> [Element and region data]:
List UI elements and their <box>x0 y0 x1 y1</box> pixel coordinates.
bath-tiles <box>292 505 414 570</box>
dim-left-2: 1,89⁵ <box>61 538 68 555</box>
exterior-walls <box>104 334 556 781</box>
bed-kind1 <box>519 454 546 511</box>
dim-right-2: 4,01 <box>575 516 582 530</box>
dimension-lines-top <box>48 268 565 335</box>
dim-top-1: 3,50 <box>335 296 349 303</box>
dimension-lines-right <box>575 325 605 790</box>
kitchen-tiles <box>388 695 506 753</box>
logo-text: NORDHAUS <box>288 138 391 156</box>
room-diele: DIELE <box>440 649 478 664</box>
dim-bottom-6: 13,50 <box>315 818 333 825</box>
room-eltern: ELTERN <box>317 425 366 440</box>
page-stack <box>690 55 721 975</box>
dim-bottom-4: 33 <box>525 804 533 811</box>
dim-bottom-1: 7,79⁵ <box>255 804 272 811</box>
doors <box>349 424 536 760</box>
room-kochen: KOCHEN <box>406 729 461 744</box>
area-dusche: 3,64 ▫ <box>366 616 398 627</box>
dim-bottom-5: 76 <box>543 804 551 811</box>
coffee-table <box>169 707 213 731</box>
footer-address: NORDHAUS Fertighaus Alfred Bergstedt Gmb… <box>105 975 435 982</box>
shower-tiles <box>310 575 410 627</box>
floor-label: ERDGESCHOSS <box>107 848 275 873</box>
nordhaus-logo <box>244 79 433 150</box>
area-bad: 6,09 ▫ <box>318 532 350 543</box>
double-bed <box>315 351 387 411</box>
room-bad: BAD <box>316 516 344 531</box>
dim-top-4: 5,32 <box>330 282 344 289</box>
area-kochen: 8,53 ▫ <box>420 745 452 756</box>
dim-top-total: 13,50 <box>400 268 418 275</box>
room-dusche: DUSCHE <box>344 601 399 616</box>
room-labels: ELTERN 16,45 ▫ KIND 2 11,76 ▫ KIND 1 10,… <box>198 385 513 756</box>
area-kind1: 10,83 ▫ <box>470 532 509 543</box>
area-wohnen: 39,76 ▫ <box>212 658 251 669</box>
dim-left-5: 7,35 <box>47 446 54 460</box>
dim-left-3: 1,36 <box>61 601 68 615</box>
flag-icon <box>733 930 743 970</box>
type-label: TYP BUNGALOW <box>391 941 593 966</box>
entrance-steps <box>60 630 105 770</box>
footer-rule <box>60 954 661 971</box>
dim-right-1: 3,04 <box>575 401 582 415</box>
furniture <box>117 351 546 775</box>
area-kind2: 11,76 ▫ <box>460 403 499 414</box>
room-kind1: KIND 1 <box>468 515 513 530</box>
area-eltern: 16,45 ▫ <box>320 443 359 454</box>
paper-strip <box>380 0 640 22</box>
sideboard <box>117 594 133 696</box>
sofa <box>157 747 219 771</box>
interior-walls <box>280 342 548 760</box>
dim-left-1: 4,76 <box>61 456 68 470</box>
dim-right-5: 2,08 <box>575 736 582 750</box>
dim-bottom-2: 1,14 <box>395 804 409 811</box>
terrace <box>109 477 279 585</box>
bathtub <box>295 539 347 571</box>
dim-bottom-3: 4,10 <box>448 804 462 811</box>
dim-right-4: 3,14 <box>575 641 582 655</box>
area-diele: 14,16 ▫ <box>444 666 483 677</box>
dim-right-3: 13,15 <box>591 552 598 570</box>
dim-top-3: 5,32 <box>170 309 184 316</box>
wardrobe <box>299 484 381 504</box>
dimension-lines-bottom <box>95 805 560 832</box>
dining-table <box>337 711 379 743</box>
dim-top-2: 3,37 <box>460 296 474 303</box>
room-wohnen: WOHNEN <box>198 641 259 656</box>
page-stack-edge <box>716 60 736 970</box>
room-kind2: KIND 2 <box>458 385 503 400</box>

> [GIVEN INSTRUCTION]: Update the data above by swapping "sofa" for "couch" wherever it appears, keeping every other line and character the same.

> [CORRECT ANSWER]:
List UI elements and their <box>x0 y0 x1 y1</box> pixel coordinates.
bath-tiles <box>292 505 414 570</box>
dim-left-2: 1,89⁵ <box>61 538 68 555</box>
exterior-walls <box>104 334 556 781</box>
bed-kind1 <box>519 454 546 511</box>
dim-right-2: 4,01 <box>575 516 582 530</box>
dimension-lines-top <box>48 268 565 335</box>
dim-top-1: 3,50 <box>335 296 349 303</box>
dimension-lines-right <box>575 325 605 790</box>
kitchen-tiles <box>388 695 506 753</box>
logo-text: NORDHAUS <box>288 138 391 156</box>
room-diele: DIELE <box>440 649 478 664</box>
dim-bottom-6: 13,50 <box>315 818 333 825</box>
room-eltern: ELTERN <box>317 425 366 440</box>
page-stack <box>690 55 721 975</box>
dim-bottom-4: 33 <box>525 804 533 811</box>
dim-bottom-1: 7,79⁵ <box>255 804 272 811</box>
doors <box>349 424 536 760</box>
room-kochen: KOCHEN <box>406 729 461 744</box>
area-dusche: 3,64 ▫ <box>366 616 398 627</box>
dim-bottom-5: 76 <box>543 804 551 811</box>
coffee-table <box>169 707 213 731</box>
footer-address: NORDHAUS Fertighaus Alfred Bergstedt Gmb… <box>105 975 435 982</box>
shower-tiles <box>310 575 410 627</box>
floor-label: ERDGESCHOSS <box>107 848 275 873</box>
nordhaus-logo <box>244 79 433 150</box>
area-bad: 6,09 ▫ <box>318 532 350 543</box>
double-bed <box>315 351 387 411</box>
room-bad: BAD <box>316 516 344 531</box>
dim-top-4: 5,32 <box>330 282 344 289</box>
area-kochen: 8,53 ▫ <box>420 745 452 756</box>
dim-top-total: 13,50 <box>400 268 418 275</box>
room-dusche: DUSCHE <box>344 601 399 616</box>
room-labels: ELTERN 16,45 ▫ KIND 2 11,76 ▫ KIND 1 10,… <box>198 385 513 756</box>
area-kind1: 10,83 ▫ <box>470 532 509 543</box>
area-wohnen: 39,76 ▫ <box>212 658 251 669</box>
dim-left-5: 7,35 <box>47 446 54 460</box>
dim-left-3: 1,36 <box>61 601 68 615</box>
flag-icon <box>733 930 743 970</box>
type-label: TYP BUNGALOW <box>391 941 593 966</box>
entrance-steps <box>60 630 105 770</box>
footer-rule <box>60 954 661 971</box>
dim-right-1: 3,04 <box>575 401 582 415</box>
furniture <box>117 351 546 775</box>
area-kind2: 11,76 ▫ <box>460 403 499 414</box>
room-kind1: KIND 1 <box>468 515 513 530</box>
area-eltern: 16,45 ▫ <box>320 443 359 454</box>
paper-strip <box>380 0 640 22</box>
sideboard <box>117 594 133 696</box>
couch <box>157 747 219 771</box>
interior-walls <box>280 342 548 760</box>
dim-left-1: 4,76 <box>61 456 68 470</box>
dim-right-5: 2,08 <box>575 736 582 750</box>
dim-bottom-2: 1,14 <box>395 804 409 811</box>
terrace <box>109 477 279 585</box>
bathtub <box>295 539 347 571</box>
dim-bottom-3: 4,10 <box>448 804 462 811</box>
dim-right-4: 3,14 <box>575 641 582 655</box>
area-diele: 14,16 ▫ <box>444 666 483 677</box>
dim-right-3: 13,15 <box>591 552 598 570</box>
dim-top-3: 5,32 <box>170 309 184 316</box>
wardrobe <box>299 484 381 504</box>
dimension-lines-bottom <box>95 805 560 832</box>
dining-table <box>337 711 379 743</box>
dim-top-2: 3,37 <box>460 296 474 303</box>
room-wohnen: WOHNEN <box>198 641 259 656</box>
page-stack-edge <box>716 60 736 970</box>
room-kind2: KIND 2 <box>458 385 503 400</box>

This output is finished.